Directions for this task
Answer these questions from the forum thread.
1. According to the opening lines, what happens to everything when someone has depression?
2. What does FlouncingMintyy say the friend was doing by saying a doctor was needed?
3. What does Fatbrowncat say in reply to Flouncing?

*** Opening Exercise passage ***

I hope things improve for you and I hope she steps up for you.

Depression does funny things to the way you see the world. Everything gets out of proportion. This is something I contend with all the time.

FlouncingMintyy Mon 18-Feb-13 22:38:53

FBC, your friend probably has no idea how to help someone suffering with severe depression. It isn't an illness that unqualified people can help you with, really. When she said you need to see a doctor she was supporting you.

Could you ask her if she could help you with going to CAB or similar re. debt management and ensuring you have the correct benefits? Even supporting you in going to the Doctors?

If you ask her for help with something specific I am sure she won't let you down.

Fatbrowncat Mon 18-Feb-13 23:07:02

Um, Flouncing, I haven't got any debts.

*** Closing Exercise passage ***
*** Opening Record set ***

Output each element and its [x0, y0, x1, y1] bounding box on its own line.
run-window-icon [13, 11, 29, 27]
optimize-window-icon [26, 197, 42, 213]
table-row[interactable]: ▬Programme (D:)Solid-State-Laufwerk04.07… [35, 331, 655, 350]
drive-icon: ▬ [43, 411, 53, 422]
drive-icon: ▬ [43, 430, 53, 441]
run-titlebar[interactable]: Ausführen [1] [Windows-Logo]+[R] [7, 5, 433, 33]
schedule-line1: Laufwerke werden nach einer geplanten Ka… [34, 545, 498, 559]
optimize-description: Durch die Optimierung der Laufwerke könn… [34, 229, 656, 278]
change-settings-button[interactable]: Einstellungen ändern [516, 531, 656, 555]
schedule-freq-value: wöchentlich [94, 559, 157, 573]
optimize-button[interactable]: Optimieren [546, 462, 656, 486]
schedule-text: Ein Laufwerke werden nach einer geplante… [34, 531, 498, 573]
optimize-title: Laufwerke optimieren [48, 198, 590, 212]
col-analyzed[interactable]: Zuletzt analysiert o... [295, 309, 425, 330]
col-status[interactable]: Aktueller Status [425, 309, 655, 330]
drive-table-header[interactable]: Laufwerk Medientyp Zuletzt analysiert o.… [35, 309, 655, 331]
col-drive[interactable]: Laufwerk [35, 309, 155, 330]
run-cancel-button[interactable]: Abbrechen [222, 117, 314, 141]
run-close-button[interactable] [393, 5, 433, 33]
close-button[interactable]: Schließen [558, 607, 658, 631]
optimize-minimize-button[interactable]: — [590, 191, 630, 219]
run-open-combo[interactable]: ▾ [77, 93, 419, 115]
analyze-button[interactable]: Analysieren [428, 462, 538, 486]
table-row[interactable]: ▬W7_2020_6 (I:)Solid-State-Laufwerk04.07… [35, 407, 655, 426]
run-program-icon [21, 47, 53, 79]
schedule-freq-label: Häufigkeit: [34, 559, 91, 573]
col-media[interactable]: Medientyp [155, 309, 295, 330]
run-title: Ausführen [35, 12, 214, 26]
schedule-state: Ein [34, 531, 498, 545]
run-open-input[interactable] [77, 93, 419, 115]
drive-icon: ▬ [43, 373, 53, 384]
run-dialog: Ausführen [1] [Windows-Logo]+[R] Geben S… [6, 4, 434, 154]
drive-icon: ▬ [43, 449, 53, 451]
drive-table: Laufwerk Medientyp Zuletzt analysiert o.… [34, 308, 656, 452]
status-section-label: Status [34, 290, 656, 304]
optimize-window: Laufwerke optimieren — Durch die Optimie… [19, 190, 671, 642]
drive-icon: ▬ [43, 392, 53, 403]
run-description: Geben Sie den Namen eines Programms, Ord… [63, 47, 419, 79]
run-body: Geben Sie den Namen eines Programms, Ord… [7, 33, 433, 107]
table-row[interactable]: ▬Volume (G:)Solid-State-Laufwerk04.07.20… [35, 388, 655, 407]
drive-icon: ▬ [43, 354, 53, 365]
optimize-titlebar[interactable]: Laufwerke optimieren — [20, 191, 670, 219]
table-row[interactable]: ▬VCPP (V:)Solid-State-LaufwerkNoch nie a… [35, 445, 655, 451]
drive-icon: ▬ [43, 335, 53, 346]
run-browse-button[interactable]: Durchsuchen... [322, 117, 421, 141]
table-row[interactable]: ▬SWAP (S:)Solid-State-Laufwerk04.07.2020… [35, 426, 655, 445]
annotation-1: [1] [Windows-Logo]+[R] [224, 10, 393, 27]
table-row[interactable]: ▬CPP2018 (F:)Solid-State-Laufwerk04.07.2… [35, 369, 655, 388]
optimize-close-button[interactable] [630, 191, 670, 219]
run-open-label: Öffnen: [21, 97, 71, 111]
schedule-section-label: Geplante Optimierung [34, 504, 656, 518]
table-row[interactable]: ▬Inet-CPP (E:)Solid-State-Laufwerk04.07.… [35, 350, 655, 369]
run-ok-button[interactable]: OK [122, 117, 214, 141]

*** Closing Record set ***

Response box
1. Everything gets out of proportion.
2. She was supporting Fatbrowncat.
3. Fatbrowncat hasn't got any debts.